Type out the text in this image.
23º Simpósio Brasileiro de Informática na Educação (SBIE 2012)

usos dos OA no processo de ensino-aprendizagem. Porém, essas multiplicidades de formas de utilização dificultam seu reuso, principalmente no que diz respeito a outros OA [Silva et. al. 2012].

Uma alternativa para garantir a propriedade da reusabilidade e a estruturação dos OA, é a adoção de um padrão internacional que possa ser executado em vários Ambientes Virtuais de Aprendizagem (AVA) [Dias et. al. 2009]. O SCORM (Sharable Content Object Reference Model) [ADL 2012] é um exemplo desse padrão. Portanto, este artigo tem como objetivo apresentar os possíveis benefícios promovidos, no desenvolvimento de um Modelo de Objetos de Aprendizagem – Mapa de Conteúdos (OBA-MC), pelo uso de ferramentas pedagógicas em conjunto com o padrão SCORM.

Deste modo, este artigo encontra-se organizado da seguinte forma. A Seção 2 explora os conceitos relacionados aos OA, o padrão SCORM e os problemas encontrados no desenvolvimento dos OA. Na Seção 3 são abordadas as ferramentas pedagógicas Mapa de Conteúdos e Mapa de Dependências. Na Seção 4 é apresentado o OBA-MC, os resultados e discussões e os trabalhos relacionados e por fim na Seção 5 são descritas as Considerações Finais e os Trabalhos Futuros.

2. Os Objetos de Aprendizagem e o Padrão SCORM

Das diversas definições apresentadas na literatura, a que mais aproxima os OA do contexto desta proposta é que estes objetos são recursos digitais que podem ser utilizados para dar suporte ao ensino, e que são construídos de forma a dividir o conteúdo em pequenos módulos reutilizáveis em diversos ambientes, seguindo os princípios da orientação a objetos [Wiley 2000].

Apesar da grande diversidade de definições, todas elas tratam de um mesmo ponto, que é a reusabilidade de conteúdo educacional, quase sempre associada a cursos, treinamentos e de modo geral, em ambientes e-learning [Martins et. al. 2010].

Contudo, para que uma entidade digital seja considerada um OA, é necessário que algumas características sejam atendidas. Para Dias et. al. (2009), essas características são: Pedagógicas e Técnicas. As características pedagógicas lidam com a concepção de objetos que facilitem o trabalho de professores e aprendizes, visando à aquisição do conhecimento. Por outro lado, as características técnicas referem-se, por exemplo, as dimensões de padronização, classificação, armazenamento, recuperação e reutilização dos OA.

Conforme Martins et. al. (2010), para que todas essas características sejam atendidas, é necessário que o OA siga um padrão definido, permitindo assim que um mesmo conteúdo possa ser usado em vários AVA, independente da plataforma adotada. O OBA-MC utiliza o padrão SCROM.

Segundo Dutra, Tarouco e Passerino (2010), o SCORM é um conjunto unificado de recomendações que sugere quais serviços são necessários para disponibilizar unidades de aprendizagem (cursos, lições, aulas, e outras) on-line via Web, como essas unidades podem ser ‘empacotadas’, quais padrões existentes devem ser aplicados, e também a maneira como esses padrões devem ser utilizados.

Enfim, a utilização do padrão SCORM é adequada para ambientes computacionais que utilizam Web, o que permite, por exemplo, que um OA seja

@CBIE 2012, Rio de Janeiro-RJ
———
Brief: Look over the records above and copy each line that includes the string "reusabilidade".

Full answer:
Uma alternativa para garantir a propriedade da reusabilidade e a estruturação dos OA, é a adoção de um padrão internacional que possa ser executado em vários Ambientes Virtuais de Aprendizagem (AVA) [Dias et. al. 2009]. O SCORM (Sharable Content Object Reference Model) [ADL 2012] é um exemplo desse padrão. Portanto, este artigo tem como objetivo apresentar os possíveis benefícios promovidos, no desenvolvimento de um Modelo de Objetos de Aprendizagem – Mapa de Conteúdos (OBA-MC), pelo uso de ferramentas pedagógicas em conjunto com o padrão SCORM.
Apesar da grande diversidade de definições, todas elas tratam de um mesmo ponto, que é a reusabilidade de conteúdo educacional, quase sempre associada a cursos, treinamentos e de modo geral, em ambientes e-learning [Martins et. al. 2010].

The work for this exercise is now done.